══ GIVEN RECORDS ══

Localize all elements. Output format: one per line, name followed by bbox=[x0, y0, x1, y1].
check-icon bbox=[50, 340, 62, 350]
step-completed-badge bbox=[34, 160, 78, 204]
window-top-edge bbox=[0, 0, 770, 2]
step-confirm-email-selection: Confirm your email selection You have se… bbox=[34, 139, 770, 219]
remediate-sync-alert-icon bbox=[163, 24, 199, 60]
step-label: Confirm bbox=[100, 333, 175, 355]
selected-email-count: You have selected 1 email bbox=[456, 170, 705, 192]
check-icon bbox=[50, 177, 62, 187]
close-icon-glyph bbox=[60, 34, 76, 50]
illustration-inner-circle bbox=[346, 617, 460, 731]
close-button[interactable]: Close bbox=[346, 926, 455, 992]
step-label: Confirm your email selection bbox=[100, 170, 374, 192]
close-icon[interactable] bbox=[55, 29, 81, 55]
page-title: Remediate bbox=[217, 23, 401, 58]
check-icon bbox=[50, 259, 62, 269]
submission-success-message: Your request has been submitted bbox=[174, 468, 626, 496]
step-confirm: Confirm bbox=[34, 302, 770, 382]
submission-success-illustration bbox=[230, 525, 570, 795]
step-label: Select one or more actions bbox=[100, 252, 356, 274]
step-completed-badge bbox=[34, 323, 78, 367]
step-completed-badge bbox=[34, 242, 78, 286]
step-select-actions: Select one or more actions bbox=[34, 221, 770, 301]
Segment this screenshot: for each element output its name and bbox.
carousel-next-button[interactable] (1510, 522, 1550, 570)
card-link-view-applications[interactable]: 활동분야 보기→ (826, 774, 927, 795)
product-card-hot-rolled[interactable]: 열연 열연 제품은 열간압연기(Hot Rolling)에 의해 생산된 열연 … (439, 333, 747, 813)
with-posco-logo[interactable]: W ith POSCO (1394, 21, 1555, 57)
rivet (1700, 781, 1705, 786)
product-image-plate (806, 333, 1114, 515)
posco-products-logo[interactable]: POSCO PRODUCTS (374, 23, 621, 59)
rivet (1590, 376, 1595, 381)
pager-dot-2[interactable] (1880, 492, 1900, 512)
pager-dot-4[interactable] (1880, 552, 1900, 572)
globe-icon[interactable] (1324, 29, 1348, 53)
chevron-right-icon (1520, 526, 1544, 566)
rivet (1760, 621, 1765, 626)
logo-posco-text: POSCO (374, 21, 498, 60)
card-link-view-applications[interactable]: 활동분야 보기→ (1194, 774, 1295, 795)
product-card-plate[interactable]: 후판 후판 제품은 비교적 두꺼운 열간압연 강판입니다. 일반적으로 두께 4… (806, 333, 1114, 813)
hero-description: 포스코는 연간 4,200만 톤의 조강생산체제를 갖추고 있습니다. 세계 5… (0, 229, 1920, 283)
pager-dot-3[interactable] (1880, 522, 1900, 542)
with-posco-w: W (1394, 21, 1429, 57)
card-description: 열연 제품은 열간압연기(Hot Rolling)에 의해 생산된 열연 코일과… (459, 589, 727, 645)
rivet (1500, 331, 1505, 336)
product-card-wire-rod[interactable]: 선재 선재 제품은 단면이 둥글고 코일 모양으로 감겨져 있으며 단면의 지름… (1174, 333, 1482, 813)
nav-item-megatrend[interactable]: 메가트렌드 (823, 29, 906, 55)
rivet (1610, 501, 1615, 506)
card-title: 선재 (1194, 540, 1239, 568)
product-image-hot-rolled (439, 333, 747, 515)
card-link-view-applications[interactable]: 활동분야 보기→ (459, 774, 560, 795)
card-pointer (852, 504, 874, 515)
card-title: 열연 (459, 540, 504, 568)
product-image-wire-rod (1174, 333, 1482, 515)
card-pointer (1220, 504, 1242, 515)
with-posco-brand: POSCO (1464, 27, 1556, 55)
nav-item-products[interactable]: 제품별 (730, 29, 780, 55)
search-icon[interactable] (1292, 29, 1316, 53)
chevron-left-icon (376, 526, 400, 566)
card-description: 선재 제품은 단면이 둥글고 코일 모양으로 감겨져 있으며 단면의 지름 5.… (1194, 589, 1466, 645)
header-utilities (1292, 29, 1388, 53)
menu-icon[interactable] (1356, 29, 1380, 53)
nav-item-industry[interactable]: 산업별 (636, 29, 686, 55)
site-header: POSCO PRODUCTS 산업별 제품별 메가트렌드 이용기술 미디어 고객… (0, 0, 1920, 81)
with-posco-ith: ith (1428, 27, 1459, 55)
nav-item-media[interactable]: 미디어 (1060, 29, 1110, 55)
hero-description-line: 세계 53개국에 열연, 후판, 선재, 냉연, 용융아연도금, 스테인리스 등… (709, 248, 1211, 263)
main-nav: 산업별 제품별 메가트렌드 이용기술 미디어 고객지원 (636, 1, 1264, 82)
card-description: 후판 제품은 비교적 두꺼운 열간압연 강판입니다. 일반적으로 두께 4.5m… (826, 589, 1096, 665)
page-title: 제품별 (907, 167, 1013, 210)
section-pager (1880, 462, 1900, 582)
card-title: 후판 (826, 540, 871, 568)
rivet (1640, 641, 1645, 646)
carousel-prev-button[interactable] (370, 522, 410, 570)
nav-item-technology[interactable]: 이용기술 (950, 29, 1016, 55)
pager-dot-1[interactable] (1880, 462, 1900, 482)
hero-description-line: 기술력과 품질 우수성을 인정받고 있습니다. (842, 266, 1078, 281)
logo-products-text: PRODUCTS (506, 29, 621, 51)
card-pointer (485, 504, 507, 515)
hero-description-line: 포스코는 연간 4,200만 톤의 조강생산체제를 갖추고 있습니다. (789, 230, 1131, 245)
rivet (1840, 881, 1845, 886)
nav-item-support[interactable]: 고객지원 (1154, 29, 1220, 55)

═══

▶ [BRIEF]: Copy every row above line for line, changing nothing.

▶ [OUTPUT FOR THIS TASK]:
Localize all elements. Output format: one per line, name followed by bbox=[x0, y0, x1, y1].
check-icon bbox=[50, 340, 62, 350]
step-completed-badge bbox=[34, 160, 78, 204]
window-top-edge bbox=[0, 0, 770, 2]
step-confirm-email-selection: Confirm your email selection You have se… bbox=[34, 139, 770, 219]
remediate-sync-alert-icon bbox=[163, 24, 199, 60]
step-label: Confirm bbox=[100, 333, 175, 355]
selected-email-count: You have selected 1 email bbox=[456, 170, 705, 192]
check-icon bbox=[50, 177, 62, 187]
close-icon-glyph bbox=[60, 34, 76, 50]
illustration-inner-circle bbox=[346, 617, 460, 731]
close-button[interactable]: Close bbox=[346, 926, 455, 992]
step-label: Confirm your email selection bbox=[100, 170, 374, 192]
close-icon[interactable] bbox=[55, 29, 81, 55]
page-title: Remediate bbox=[217, 23, 401, 58]
check-icon bbox=[50, 259, 62, 269]
submission-success-message: Your request has been submitted bbox=[174, 468, 626, 496]
step-confirm: Confirm bbox=[34, 302, 770, 382]
submission-success-illustration bbox=[230, 525, 570, 795]
step-label: Select one or more actions bbox=[100, 252, 356, 274]
step-completed-badge bbox=[34, 323, 78, 367]
step-completed-badge bbox=[34, 242, 78, 286]
step-select-actions: Select one or more actions bbox=[34, 221, 770, 301]
Segment this screenshot: for each element output its name and bbox.
carousel-next-button[interactable] (1510, 522, 1550, 570)
card-link-view-applications[interactable]: 활동분야 보기→ (826, 774, 927, 795)
product-card-hot-rolled[interactable]: 열연 열연 제품은 열간압연기(Hot Rolling)에 의해 생산된 열연 … (439, 333, 747, 813)
with-posco-logo[interactable]: W ith POSCO (1394, 21, 1555, 57)
rivet (1700, 781, 1705, 786)
product-image-plate (806, 333, 1114, 515)
posco-products-logo[interactable]: POSCO PRODUCTS (374, 23, 621, 59)
rivet (1590, 376, 1595, 381)
pager-dot-2[interactable] (1880, 492, 1900, 512)
pager-dot-4[interactable] (1880, 552, 1900, 572)
globe-icon[interactable] (1324, 29, 1348, 53)
chevron-right-icon (1520, 526, 1544, 566)
rivet (1760, 621, 1765, 626)
logo-posco-text: POSCO (374, 21, 498, 60)
card-link-view-applications[interactable]: 활동분야 보기→ (1194, 774, 1295, 795)
product-card-plate[interactable]: 후판 후판 제품은 비교적 두꺼운 열간압연 강판입니다. 일반적으로 두께 4… (806, 333, 1114, 813)
hero-description: 포스코는 연간 4,200만 톤의 조강생산체제를 갖추고 있습니다. 세계 5… (0, 229, 1920, 283)
pager-dot-3[interactable] (1880, 522, 1900, 542)
with-posco-w: W (1394, 21, 1429, 57)
card-description: 열연 제품은 열간압연기(Hot Rolling)에 의해 생산된 열연 코일과… (459, 589, 727, 645)
rivet (1500, 331, 1505, 336)
product-card-wire-rod[interactable]: 선재 선재 제품은 단면이 둥글고 코일 모양으로 감겨져 있으며 단면의 지름… (1174, 333, 1482, 813)
nav-item-megatrend[interactable]: 메가트렌드 (823, 29, 906, 55)
rivet (1610, 501, 1615, 506)
card-title: 선재 (1194, 540, 1239, 568)
product-image-hot-rolled (439, 333, 747, 515)
card-link-view-applications[interactable]: 활동분야 보기→ (459, 774, 560, 795)
card-pointer (852, 504, 874, 515)
card-title: 열연 (459, 540, 504, 568)
product-image-wire-rod (1174, 333, 1482, 515)
card-pointer (1220, 504, 1242, 515)
with-posco-brand: POSCO (1464, 27, 1556, 55)
nav-item-products[interactable]: 제품별 (730, 29, 780, 55)
search-icon[interactable] (1292, 29, 1316, 53)
chevron-left-icon (376, 526, 400, 566)
card-description: 선재 제품은 단면이 둥글고 코일 모양으로 감겨져 있으며 단면의 지름 5.… (1194, 589, 1466, 645)
header-utilities (1292, 29, 1388, 53)
menu-icon[interactable] (1356, 29, 1380, 53)
nav-item-industry[interactable]: 산업별 (636, 29, 686, 55)
site-header: POSCO PRODUCTS 산업별 제품별 메가트렌드 이용기술 미디어 고객… (0, 0, 1920, 81)
with-posco-ith: ith (1428, 27, 1459, 55)
nav-item-media[interactable]: 미디어 (1060, 29, 1110, 55)
hero-description-line: 세계 53개국에 열연, 후판, 선재, 냉연, 용융아연도금, 스테인리스 등… (709, 248, 1211, 263)
main-nav: 산업별 제품별 메가트렌드 이용기술 미디어 고객지원 (636, 1, 1264, 82)
card-description: 후판 제품은 비교적 두꺼운 열간압연 강판입니다. 일반적으로 두께 4.5m… (826, 589, 1096, 665)
page-title: 제품별 (907, 167, 1013, 210)
section-pager (1880, 462, 1900, 582)
card-title: 후판 (826, 540, 871, 568)
rivet (1640, 641, 1645, 646)
carousel-prev-button[interactable] (370, 522, 410, 570)
nav-item-technology[interactable]: 이용기술 (950, 29, 1016, 55)
pager-dot-1[interactable] (1880, 462, 1900, 482)
hero-description-line: 기술력과 품질 우수성을 인정받고 있습니다. (842, 266, 1078, 281)
logo-products-text: PRODUCTS (506, 29, 621, 51)
card-pointer (485, 504, 507, 515)
hero-description-line: 포스코는 연간 4,200만 톤의 조강생산체제를 갖추고 있습니다. (789, 230, 1131, 245)
rivet (1840, 881, 1845, 886)
nav-item-support[interactable]: 고객지원 (1154, 29, 1220, 55)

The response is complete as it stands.